● **Exercise directions**
Across the entries below, how many lines contain the string "capita"? Give only the count.

● **Dataset excerpts**
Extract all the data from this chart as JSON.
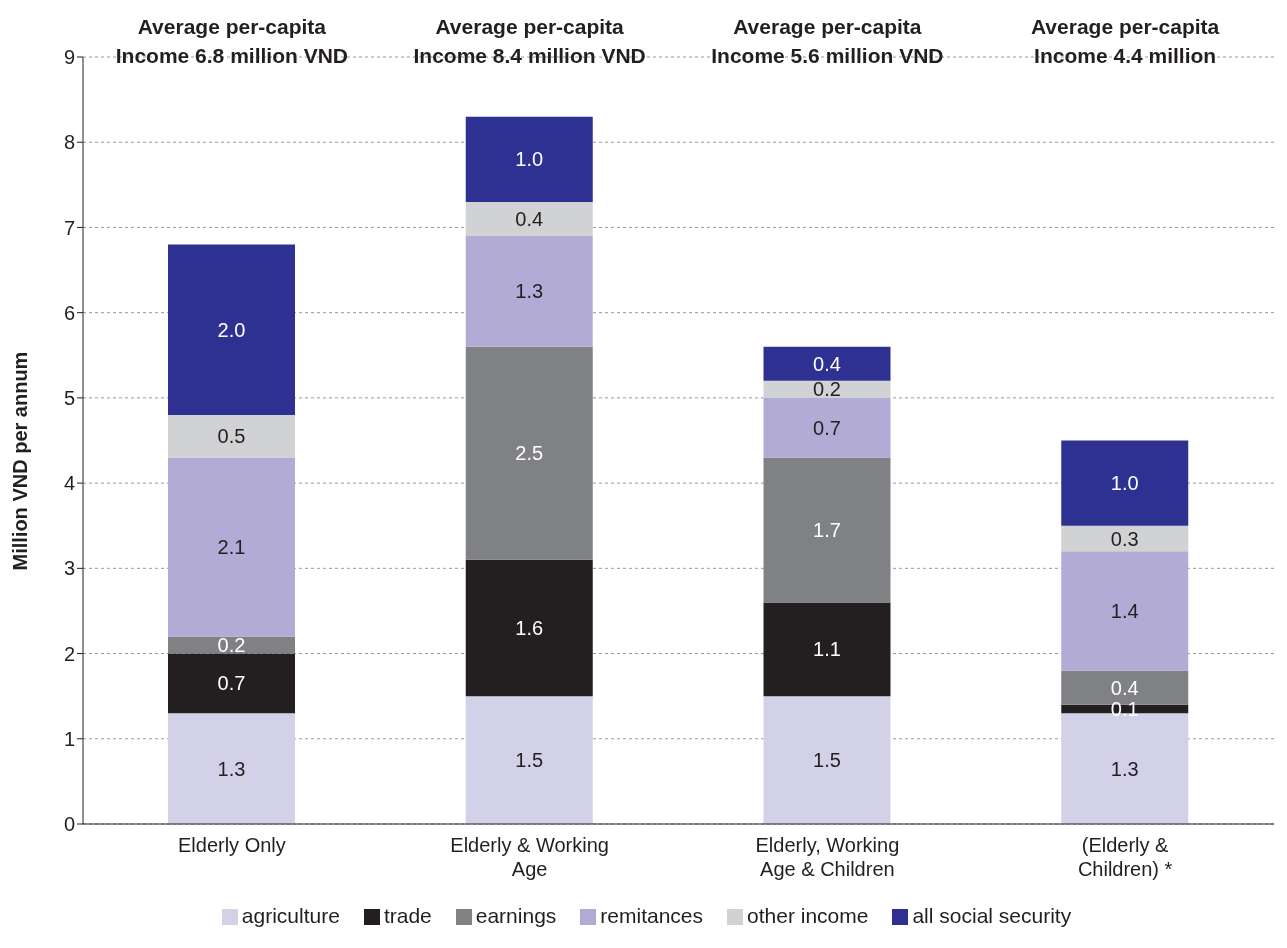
{
  "chart_data": {
    "type": "bar",
    "stacked": true,
    "categories": [
      "Elderly Only",
      "Elderly & Working Age",
      "Elderly, Working Age & Children",
      "(Elderly & Children) *"
    ],
    "series": [
      {
        "name": "agriculture",
        "color": "#d3d1e8",
        "values": [
          1.3,
          1.5,
          1.5,
          1.3
        ],
        "value_labels": [
          "1.3",
          "1.5",
          "1.5",
          "1.3"
        ]
      },
      {
        "name": "trade",
        "color": "#231f20",
        "values": [
          0.7,
          1.6,
          1.1,
          0.1
        ],
        "value_labels": [
          "0.7",
          "1.6",
          "1.1",
          "0.1"
        ]
      },
      {
        "name": "earnings",
        "color": "#808184",
        "values": [
          0.2,
          2.5,
          1.7,
          0.4
        ],
        "value_labels": [
          "0.2",
          "2.5",
          "1.7",
          "0.4"
        ]
      },
      {
        "name": "remitances",
        "color": "#b1abd6",
        "values": [
          2.1,
          1.3,
          0.7,
          1.4
        ],
        "value_labels": [
          "2.1",
          "1.3",
          "0.7",
          "1.4"
        ]
      },
      {
        "name": "other income",
        "color": "#d1d2d4",
        "values": [
          0.5,
          0.4,
          0.2,
          0.3
        ],
        "value_labels": [
          "0.5",
          "0.4",
          "0.2",
          "0.3"
        ]
      },
      {
        "name": "all social security",
        "color": "#2e3192",
        "values": [
          2.0,
          1.0,
          0.4,
          1.0
        ],
        "value_labels": [
          "2.0",
          "1.0",
          "0.4",
          "1.0"
        ]
      }
    ],
    "ylabel": "Million VND per annum",
    "ylim": [
      0,
      9
    ],
    "yticks": [
      0,
      1,
      2,
      3,
      4,
      5,
      6,
      7,
      8,
      9
    ],
    "annotations": [
      "Average per-capita Income 6.8 million VND",
      "Average per-capita Income 8.4 million VND",
      "Average per-capita Income 5.6 million VND",
      "Average per-capita Income 4.4 million"
    ],
    "grid": "y",
    "legend": "bottom"
  }
}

● **Result of this exercise**
4